Dataset items
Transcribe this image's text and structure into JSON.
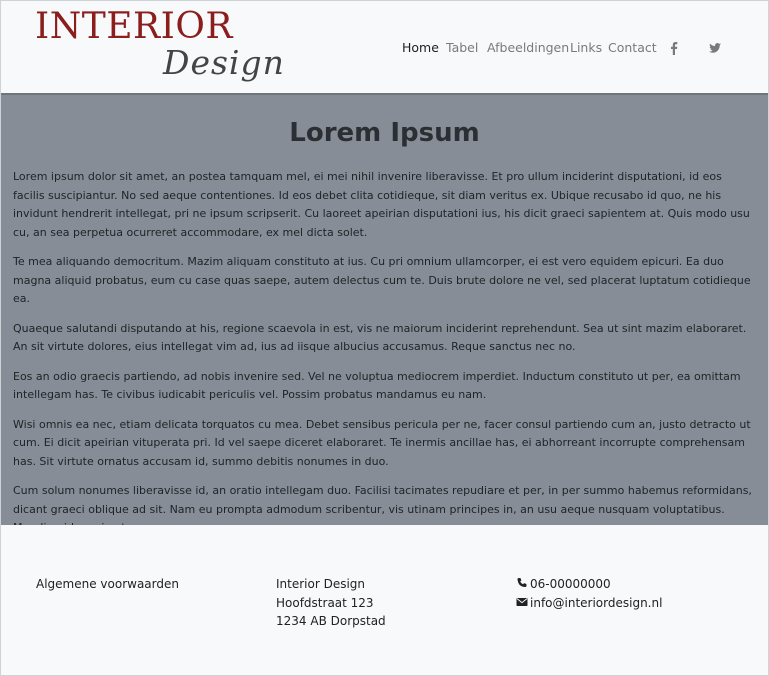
{
  "brand": {
    "line1": "INTERIOR",
    "line2": "Design",
    "color_primary": "#8b1d1d"
  },
  "nav": {
    "items": [
      {
        "label": "Home",
        "active": true
      },
      {
        "label": "Tabel",
        "active": false
      },
      {
        "label": "Afbeeldingen",
        "active": false
      },
      {
        "label": "Links",
        "active": false
      },
      {
        "label": "Contact",
        "active": false
      }
    ],
    "icons": [
      "facebook-icon",
      "twitter-icon"
    ]
  },
  "main": {
    "title": "Lorem Ipsum",
    "paragraphs": [
      "Lorem ipsum dolor sit amet, an postea tamquam mel, ei mei nihil invenire liberavisse. Et pro ullum inciderint disputationi, id eos facilis suscipiantur. No sed aeque contentiones. Id eos debet clita cotidieque, sit diam veritus ex. Ubique recusabo id quo, ne his invidunt hendrerit intellegat, pri ne ipsum scripserit. Cu laoreet apeirian disputationi ius, his dicit graeci sapientem at. Quis modo usu cu, an sea perpetua ocurreret accommodare, ex mel dicta solet.",
      "Te mea aliquando democritum. Mazim aliquam constituto at ius. Cu pri omnium ullamcorper, ei est vero equidem epicuri. Ea duo magna aliquid probatus, eum cu case quas saepe, autem delectus cum te. Duis brute dolore ne vel, sed placerat luptatum cotidieque ea.",
      "Quaeque salutandi disputando at his, regione scaevola in est, vis ne maiorum inciderint reprehendunt. Sea ut sint mazim elaboraret. An sit virtute dolores, eius intellegat vim ad, ius ad iisque albucius accusamus. Reque sanctus nec no.",
      "Eos an odio graecis partiendo, ad nobis invenire sed. Vel ne voluptua mediocrem imperdiet. Inductum constituto ut per, ea omittam intellegam has. Te civibus iudicabit periculis vel. Possim probatus mandamus eu nam.",
      "Wisi omnis ea nec, etiam delicata torquatos cu mea. Debet sensibus pericula per ne, facer consul partiendo cum an, justo detracto ut cum. Ei dicit apeirian vituperata pri. Id vel saepe diceret elaboraret. Te inermis ancillae has, ei abhorreant incorrupte comprehensam has. Sit virtute ornatus accusam id, summo debitis nonumes in duo.",
      "Cum solum nonumes liberavisse id, an oratio intellegam duo. Facilisi tacimates repudiare et per, in per summo habemus reformidans, dicant graeci oblique ad sit. Nam eu prompta admodum scribentur, vis utinam principes in, an usu aeque nusquam voluptatibus. Mundi quidam vix at."
    ]
  },
  "footer": {
    "terms_link": "Algemene voorwaarden",
    "address": [
      "Interior Design",
      "Hoofdstraat 123",
      "1234 AB Dorpstad"
    ],
    "phone": "06-00000000",
    "email": "info@interiordesign.nl"
  },
  "colors": {
    "main_bg": "#868d96",
    "page_bg": "#f8f9fa"
  }
}
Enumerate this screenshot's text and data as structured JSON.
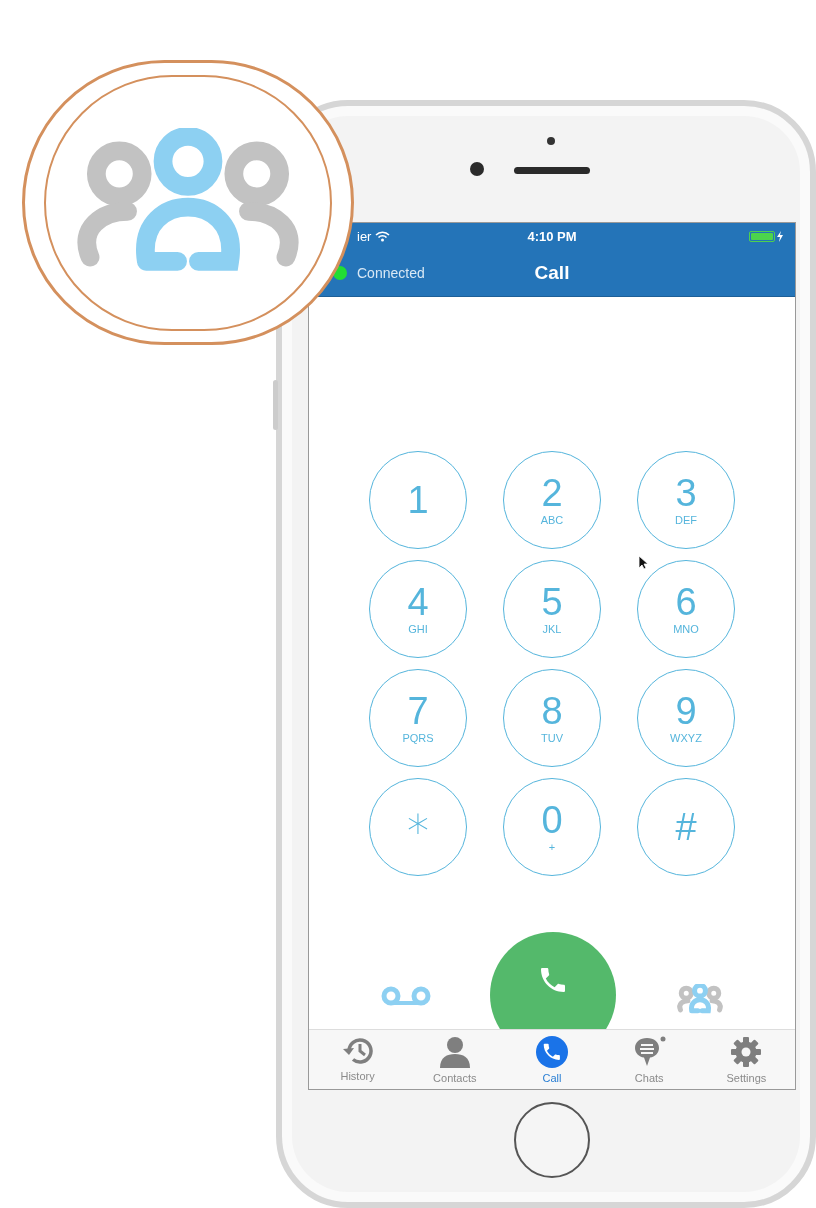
{
  "status_bar": {
    "carrier": "ier",
    "time": "4:10 PM"
  },
  "nav": {
    "status": {
      "text": "Connected",
      "color": "#22dd33"
    },
    "title": "Call"
  },
  "keypad": [
    {
      "digit": "1"
    },
    {
      "digit": "2",
      "letters": "ABC"
    },
    {
      "digit": "3",
      "letters": "DEF"
    },
    {
      "digit": "4",
      "letters": "GHI"
    },
    {
      "digit": "5",
      "letters": "JKL"
    },
    {
      "digit": "6",
      "letters": "MNO"
    },
    {
      "digit": "7",
      "letters": "PQRS"
    },
    {
      "digit": "8",
      "letters": "TUV"
    },
    {
      "digit": "9",
      "letters": "WXYZ"
    },
    {
      "digit": "*"
    },
    {
      "digit": "0",
      "letters": "+"
    },
    {
      "digit": "#"
    }
  ],
  "tabs": [
    {
      "kind": "history",
      "label": "History",
      "selected": false
    },
    {
      "kind": "contacts",
      "label": "Contacts",
      "selected": false
    },
    {
      "kind": "call",
      "label": "Call",
      "selected": true
    },
    {
      "kind": "chats",
      "label": "Chats",
      "selected": false,
      "unread": true
    },
    {
      "kind": "settings",
      "label": "Settings",
      "selected": false
    }
  ]
}
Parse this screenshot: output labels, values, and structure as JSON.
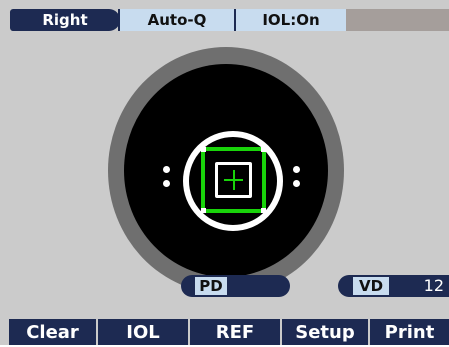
{
  "status_bar": {
    "eye_side": "Right",
    "auto_q": "Auto-Q",
    "iol": "IOL:On"
  },
  "readouts": {
    "pd_label": "PD",
    "vd_label": "VD",
    "vd_value": "12"
  },
  "buttons": {
    "clear": "Clear",
    "iol": "IOL",
    "ref": "REF",
    "setup": "Setup",
    "print": "Print"
  },
  "colors": {
    "navy": "#1d2a52",
    "light_blue": "#c8dcef",
    "alignment_green": "#19d40a",
    "background": "#cbcbcb"
  }
}
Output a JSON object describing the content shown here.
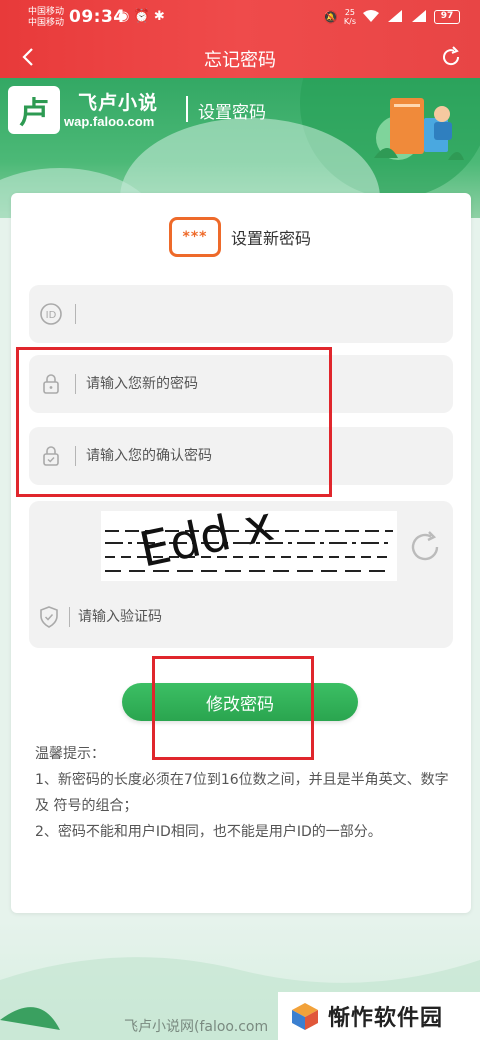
{
  "status_bar": {
    "carrier1": "中国移动",
    "carrier2": "中国移动",
    "time": "09:34",
    "net_speed": "25",
    "net_unit": "K/s",
    "battery": "97"
  },
  "nav": {
    "title": "忘记密码"
  },
  "header": {
    "logo_char": "卢",
    "site_name": "飞卢小说",
    "site_url": "wap.faloo.com",
    "subtitle": "设置密码"
  },
  "card": {
    "icon_text": "***",
    "title": "设置新密码",
    "id_field": {
      "value": "",
      "placeholder": ""
    },
    "new_password_field": {
      "placeholder": "请输入您新的密码"
    },
    "confirm_password_field": {
      "placeholder": "请输入您的确认密码"
    },
    "captcha": {
      "text": "Edd x",
      "placeholder": "请输入验证码"
    },
    "submit_label": "修改密码",
    "tips_title": "温馨提示：",
    "tip1": "1、新密码的长度必须在7位到16位数之间，并且是半角英文、数字及 符号的组合；",
    "tip2": "2、密码不能和用户ID相同，也不能是用户ID的一部分。"
  },
  "footer": {
    "text": "飞卢小说网(faloo.com",
    "watermark": "惭怍软件园"
  },
  "colors": {
    "accent_red": "#e83a3a",
    "brand_green": "#2aa54f",
    "orange_icon": "#ee6a2a",
    "annotation_red": "#e0262c"
  }
}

#### Objective:
Looking at the entries above, say how many lines contain the word "faloo". Only the number is wanted.

#### Output for this exercise:
2